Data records
————

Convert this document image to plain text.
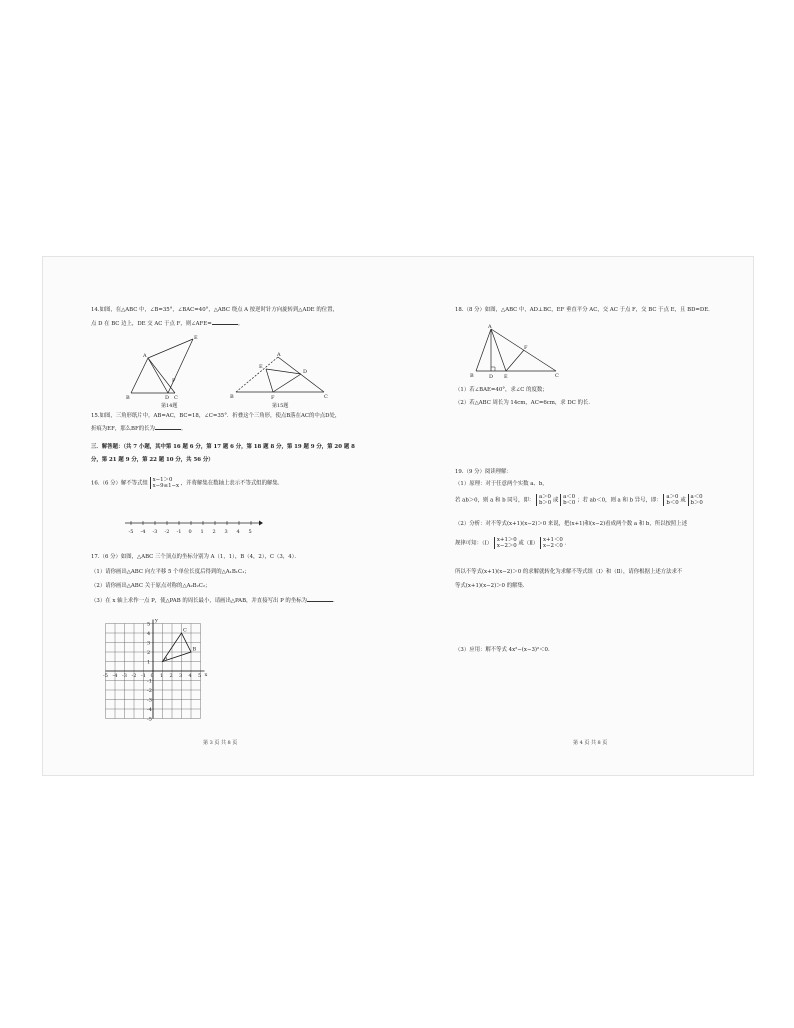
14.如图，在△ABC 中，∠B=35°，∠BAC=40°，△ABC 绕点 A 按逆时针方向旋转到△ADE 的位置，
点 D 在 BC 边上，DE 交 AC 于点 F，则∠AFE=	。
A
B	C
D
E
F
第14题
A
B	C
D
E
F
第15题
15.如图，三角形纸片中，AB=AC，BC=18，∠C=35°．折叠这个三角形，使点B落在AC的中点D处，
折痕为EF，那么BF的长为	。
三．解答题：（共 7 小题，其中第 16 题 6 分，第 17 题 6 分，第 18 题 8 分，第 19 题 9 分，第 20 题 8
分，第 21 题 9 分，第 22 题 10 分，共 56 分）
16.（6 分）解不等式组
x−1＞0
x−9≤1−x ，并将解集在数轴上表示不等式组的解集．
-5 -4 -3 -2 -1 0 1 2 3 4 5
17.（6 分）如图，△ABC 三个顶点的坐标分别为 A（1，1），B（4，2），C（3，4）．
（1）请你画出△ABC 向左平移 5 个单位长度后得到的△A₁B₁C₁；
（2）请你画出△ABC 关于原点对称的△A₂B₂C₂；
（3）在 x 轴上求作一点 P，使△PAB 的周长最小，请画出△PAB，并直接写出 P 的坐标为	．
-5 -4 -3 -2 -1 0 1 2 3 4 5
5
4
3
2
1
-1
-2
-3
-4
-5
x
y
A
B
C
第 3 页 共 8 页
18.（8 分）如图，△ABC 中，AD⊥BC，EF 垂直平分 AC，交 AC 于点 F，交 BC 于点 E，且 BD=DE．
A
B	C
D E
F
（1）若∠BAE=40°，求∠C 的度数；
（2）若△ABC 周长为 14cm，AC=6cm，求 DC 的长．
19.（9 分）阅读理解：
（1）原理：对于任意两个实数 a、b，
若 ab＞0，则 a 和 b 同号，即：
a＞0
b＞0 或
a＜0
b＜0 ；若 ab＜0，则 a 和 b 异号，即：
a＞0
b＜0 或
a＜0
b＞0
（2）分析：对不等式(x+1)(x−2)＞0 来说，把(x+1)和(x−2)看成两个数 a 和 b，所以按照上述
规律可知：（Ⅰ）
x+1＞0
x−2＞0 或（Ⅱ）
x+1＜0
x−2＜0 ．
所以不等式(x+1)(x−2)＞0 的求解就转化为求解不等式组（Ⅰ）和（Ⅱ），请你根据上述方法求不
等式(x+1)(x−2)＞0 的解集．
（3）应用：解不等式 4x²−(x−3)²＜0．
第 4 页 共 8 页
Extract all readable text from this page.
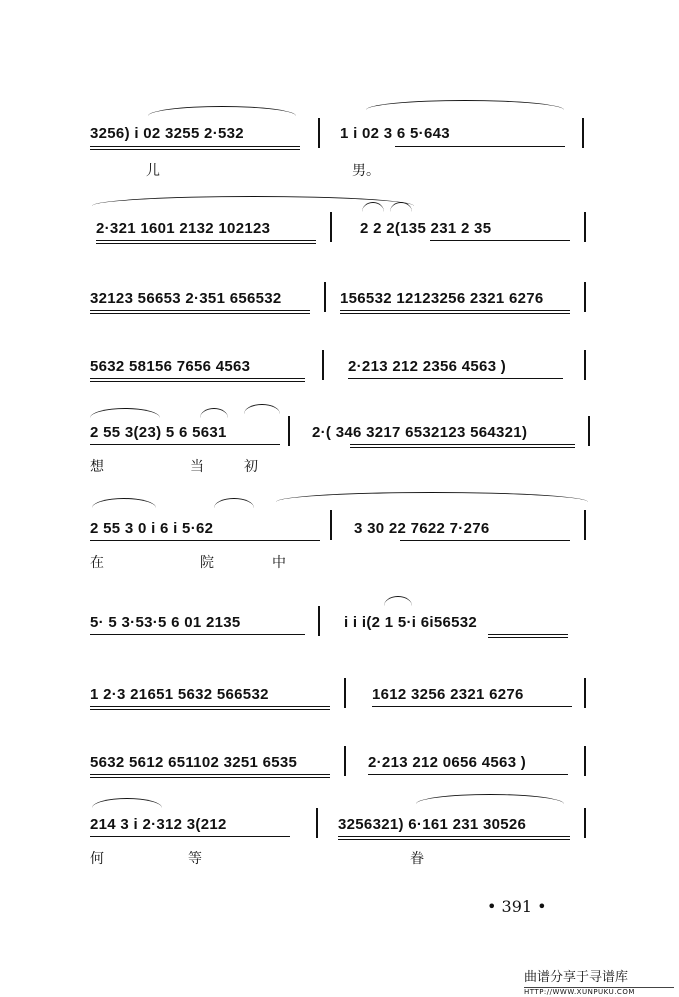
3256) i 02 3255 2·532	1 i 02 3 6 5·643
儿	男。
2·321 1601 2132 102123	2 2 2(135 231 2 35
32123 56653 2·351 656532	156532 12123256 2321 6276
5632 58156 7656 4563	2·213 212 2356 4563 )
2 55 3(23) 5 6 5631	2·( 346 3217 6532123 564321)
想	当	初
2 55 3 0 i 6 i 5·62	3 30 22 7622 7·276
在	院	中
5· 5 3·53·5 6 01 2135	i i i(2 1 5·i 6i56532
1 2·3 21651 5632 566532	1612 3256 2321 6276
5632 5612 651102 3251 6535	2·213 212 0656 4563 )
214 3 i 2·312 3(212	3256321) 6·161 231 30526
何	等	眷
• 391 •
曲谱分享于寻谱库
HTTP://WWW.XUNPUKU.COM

————

### WRITTEN PROBLEM
Apart from the pictures, the entries above are to be repeated in full and exactly.

### ANSWER FOR THIS EXERCISE
Convert this document image to plain text.
14.如图，在△ABC 中，∠B=35°，∠BAC=40°，△ABC 绕点 A 按逆时针方向旋转到△ADE 的位置，
点 D 在 BC 边上，DE 交 AC 于点 F，则∠AFE=	。
A
B	C
D
E
F
第14题
A
B	C
D
E
F
第15题
15.如图，三角形纸片中，AB=AC，BC=18，∠C=35°．折叠这个三角形，使点B落在AC的中点D处，
折痕为EF，那么BF的长为	。
三．解答题：（共 7 小题，其中第 16 题 6 分，第 17 题 6 分，第 18 题 8 分，第 19 题 9 分，第 20 题 8
分，第 21 题 9 分，第 22 题 10 分，共 56 分）
16.（6 分）解不等式组
x−1＞0
x−9≤1−x ，并将解集在数轴上表示不等式组的解集．
-5 -4 -3 -2 -1 0 1 2 3 4 5
17.（6 分）如图，△ABC 三个顶点的坐标分别为 A（1，1），B（4，2），C（3，4）．
（1）请你画出△ABC 向左平移 5 个单位长度后得到的△A₁B₁C₁；
（2）请你画出△ABC 关于原点对称的△A₂B₂C₂；
（3）在 x 轴上求作一点 P，使△PAB 的周长最小，请画出△PAB，并直接写出 P 的坐标为	．
-5 -4 -3 -2 -1 0 1 2 3 4 5
5
4
3
2
1
-1
-2
-3
-4
-5
x
y
A
B
C
第 3 页 共 8 页
18.（8 分）如图，△ABC 中，AD⊥BC，EF 垂直平分 AC，交 AC 于点 F，交 BC 于点 E，且 BD=DE．
A
B	C
D E
F
（1）若∠BAE=40°，求∠C 的度数；
（2）若△ABC 周长为 14cm，AC=6cm，求 DC 的长．
19.（9 分）阅读理解：
（1）原理：对于任意两个实数 a、b，
若 ab＞0，则 a 和 b 同号，即：
a＞0
b＞0 或
a＜0
b＜0 ；若 ab＜0，则 a 和 b 异号，即：
a＞0
b＜0 或
a＜0
b＞0
（2）分析：对不等式(x+1)(x−2)＞0 来说，把(x+1)和(x−2)看成两个数 a 和 b，所以按照上述
规律可知：（Ⅰ）
x+1＞0
x−2＞0 或（Ⅱ）
x+1＜0
x−2＜0 ．
所以不等式(x+1)(x−2)＞0 的求解就转化为求解不等式组（Ⅰ）和（Ⅱ），请你根据上述方法求不
等式(x+1)(x−2)＞0 的解集．
（3）应用：解不等式 4x²−(x−3)²＜0．
第 4 页 共 8 页
Extract all readable text from this page.
3256) i 02 3255 2·532	1 i 02 3 6 5·643
儿	男。
2·321 1601 2132 102123	2 2 2(135 231 2 35
32123 56653 2·351 656532	156532 12123256 2321 6276
5632 58156 7656 4563	2·213 212 2356 4563 )
2 55 3(23) 5 6 5631	2·( 346 3217 6532123 564321)
想	当	初
2 55 3 0 i 6 i 5·62	3 30 22 7622 7·276
在	院	中
5· 5 3·53·5 6 01 2135	i i i(2 1 5·i 6i56532
1 2·3 21651 5632 566532	1612 3256 2321 6276
5632 5612 651102 3251 6535	2·213 212 0656 4563 )
214 3 i 2·312 3(212	3256321) 6·161 231 30526
何	等	眷
• 391 •
曲谱分享于寻谱库
HTTP://WWW.XUNPUKU.COM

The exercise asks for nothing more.